Records to process section start

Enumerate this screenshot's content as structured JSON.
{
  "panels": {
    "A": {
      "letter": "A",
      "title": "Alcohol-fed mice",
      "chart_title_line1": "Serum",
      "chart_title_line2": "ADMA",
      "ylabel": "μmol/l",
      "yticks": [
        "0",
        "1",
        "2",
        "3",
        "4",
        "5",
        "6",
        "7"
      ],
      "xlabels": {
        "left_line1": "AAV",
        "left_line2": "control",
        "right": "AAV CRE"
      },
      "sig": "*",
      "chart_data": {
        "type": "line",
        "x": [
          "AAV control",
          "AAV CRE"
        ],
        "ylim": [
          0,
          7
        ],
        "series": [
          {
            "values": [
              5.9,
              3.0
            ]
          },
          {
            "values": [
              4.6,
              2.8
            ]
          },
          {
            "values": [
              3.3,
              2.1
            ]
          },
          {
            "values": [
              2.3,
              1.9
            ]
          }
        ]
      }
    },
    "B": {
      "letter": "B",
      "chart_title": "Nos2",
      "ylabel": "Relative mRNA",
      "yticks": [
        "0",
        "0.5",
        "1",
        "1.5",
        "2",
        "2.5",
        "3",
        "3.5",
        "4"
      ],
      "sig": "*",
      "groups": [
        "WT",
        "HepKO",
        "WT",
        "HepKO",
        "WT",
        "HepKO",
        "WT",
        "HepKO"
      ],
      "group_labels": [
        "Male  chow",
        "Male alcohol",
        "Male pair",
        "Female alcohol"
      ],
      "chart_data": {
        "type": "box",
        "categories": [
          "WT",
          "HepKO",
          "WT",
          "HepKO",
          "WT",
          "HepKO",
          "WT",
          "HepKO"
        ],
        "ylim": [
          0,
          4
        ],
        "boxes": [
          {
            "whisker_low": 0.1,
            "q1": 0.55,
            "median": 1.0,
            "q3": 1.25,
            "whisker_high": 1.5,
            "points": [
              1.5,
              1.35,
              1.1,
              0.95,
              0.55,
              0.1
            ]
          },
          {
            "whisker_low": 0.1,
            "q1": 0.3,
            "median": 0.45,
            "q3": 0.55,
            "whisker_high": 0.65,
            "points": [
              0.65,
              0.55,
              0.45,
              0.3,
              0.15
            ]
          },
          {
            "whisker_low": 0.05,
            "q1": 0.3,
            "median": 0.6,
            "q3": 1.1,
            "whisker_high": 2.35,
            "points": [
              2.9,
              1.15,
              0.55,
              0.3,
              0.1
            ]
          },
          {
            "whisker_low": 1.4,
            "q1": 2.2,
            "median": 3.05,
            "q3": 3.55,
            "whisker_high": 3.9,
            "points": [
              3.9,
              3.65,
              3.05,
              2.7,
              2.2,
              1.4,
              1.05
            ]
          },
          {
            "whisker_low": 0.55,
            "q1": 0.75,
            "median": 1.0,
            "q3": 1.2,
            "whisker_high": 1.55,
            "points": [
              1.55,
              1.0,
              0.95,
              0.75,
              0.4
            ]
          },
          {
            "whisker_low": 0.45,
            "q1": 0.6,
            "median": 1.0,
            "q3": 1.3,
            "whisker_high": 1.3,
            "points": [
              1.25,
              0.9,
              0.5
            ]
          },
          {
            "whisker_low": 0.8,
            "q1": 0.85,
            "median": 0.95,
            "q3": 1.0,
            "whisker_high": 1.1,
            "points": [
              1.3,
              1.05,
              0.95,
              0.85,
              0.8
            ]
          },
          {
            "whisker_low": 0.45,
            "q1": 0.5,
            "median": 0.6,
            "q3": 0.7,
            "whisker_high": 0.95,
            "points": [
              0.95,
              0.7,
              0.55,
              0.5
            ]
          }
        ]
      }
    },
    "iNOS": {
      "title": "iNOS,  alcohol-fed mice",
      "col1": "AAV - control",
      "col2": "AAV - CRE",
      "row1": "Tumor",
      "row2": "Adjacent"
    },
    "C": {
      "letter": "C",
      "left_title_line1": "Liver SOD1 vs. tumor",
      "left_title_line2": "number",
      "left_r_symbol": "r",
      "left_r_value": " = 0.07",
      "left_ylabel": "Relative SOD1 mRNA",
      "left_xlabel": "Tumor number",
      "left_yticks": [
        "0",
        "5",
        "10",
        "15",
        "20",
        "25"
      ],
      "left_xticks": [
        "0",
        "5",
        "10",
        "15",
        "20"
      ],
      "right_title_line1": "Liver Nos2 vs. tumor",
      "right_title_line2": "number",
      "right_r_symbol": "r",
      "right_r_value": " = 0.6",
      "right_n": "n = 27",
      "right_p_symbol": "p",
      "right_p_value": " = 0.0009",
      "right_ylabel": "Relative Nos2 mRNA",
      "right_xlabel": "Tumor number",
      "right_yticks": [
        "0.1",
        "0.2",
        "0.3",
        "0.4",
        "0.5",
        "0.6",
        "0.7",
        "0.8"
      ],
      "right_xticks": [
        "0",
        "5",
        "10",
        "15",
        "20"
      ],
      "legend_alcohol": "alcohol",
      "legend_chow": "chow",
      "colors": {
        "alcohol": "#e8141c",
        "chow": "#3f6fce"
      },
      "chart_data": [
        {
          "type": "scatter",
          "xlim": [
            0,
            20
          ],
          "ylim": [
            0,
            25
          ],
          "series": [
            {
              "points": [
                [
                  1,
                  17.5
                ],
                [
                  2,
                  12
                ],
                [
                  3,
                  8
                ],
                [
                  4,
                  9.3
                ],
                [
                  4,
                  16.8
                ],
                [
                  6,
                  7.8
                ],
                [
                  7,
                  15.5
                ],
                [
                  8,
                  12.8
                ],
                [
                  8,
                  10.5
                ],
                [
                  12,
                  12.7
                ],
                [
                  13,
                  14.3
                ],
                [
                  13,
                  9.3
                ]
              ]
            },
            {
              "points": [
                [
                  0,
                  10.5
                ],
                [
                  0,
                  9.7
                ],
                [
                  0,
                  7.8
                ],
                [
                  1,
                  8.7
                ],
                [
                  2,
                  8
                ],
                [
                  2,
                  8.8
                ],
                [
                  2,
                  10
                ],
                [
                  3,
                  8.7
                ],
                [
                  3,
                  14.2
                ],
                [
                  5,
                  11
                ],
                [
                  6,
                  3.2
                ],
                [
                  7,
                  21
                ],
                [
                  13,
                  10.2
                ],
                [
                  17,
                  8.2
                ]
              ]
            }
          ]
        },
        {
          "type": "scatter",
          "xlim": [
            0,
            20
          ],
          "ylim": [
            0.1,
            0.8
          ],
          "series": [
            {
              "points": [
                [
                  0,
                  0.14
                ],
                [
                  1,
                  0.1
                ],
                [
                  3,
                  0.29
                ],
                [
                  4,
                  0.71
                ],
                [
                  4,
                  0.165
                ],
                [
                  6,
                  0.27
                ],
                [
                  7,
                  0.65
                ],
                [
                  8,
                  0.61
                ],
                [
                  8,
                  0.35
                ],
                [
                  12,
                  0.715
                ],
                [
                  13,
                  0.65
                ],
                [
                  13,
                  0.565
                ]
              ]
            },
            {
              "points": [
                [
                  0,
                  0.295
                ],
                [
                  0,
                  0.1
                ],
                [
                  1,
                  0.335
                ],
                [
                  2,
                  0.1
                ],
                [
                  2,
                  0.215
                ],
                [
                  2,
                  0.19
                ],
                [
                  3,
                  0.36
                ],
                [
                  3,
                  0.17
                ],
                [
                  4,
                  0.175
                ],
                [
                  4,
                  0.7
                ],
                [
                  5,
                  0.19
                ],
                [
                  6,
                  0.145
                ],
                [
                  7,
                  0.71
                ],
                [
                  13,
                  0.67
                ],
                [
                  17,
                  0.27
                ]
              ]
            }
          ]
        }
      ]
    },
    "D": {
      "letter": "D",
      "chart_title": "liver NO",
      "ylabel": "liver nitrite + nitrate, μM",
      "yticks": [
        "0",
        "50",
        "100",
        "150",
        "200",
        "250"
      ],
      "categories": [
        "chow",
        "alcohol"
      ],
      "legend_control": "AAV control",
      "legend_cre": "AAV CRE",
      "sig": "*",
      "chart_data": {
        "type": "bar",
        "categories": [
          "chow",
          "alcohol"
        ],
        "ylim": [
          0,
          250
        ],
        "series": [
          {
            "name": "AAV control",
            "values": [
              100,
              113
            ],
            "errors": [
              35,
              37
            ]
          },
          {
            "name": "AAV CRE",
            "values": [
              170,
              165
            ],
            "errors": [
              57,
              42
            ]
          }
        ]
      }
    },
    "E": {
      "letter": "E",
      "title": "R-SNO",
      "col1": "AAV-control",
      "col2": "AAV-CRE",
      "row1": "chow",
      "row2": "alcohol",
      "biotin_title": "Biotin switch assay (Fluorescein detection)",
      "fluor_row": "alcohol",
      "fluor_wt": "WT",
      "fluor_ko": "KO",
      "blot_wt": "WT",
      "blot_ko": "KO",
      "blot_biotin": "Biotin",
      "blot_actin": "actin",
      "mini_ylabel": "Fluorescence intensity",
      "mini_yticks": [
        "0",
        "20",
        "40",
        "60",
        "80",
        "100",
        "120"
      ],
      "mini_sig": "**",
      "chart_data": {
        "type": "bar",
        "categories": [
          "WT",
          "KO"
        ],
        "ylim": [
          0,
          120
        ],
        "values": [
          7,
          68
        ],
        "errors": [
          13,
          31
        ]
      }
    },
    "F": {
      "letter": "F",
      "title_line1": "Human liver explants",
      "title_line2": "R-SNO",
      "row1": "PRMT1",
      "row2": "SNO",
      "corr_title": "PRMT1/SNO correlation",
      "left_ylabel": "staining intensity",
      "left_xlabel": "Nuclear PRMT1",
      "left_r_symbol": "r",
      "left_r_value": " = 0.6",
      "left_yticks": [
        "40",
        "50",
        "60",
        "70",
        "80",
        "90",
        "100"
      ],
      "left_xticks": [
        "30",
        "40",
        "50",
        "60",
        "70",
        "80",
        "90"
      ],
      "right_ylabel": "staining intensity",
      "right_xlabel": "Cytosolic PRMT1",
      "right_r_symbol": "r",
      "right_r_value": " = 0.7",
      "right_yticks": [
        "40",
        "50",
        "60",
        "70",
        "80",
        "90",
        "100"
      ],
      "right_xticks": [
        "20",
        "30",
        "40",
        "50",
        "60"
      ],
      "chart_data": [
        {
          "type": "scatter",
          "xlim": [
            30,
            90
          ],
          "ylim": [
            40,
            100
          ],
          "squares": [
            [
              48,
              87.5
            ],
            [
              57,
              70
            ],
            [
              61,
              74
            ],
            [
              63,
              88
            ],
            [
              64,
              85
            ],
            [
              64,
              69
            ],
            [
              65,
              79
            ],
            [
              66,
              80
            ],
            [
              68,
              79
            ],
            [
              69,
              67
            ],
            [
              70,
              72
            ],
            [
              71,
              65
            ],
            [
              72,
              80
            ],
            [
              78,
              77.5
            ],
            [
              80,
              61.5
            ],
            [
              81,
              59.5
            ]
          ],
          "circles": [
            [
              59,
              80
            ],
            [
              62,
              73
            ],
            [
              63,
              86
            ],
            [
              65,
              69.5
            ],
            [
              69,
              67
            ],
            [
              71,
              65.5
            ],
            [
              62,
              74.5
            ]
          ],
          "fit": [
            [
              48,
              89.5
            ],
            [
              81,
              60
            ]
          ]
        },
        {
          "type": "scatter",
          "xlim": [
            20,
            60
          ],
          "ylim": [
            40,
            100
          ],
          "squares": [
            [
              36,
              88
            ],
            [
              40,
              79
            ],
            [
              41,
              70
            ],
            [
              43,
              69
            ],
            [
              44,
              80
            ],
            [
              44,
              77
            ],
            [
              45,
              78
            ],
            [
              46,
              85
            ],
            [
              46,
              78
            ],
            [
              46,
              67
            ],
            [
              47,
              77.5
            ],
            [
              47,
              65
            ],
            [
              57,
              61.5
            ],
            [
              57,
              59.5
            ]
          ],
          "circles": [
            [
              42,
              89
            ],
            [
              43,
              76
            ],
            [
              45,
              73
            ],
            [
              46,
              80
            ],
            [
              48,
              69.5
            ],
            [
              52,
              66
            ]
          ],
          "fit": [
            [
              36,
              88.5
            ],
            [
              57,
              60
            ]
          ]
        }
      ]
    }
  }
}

Records to process section end

**Task item**
Scan the entries above for the string "mice" and copy each line that contains it.

**Your response**
      "title": "Alcohol-fed mice",
      "title": "iNOS,  alcohol-fed mice",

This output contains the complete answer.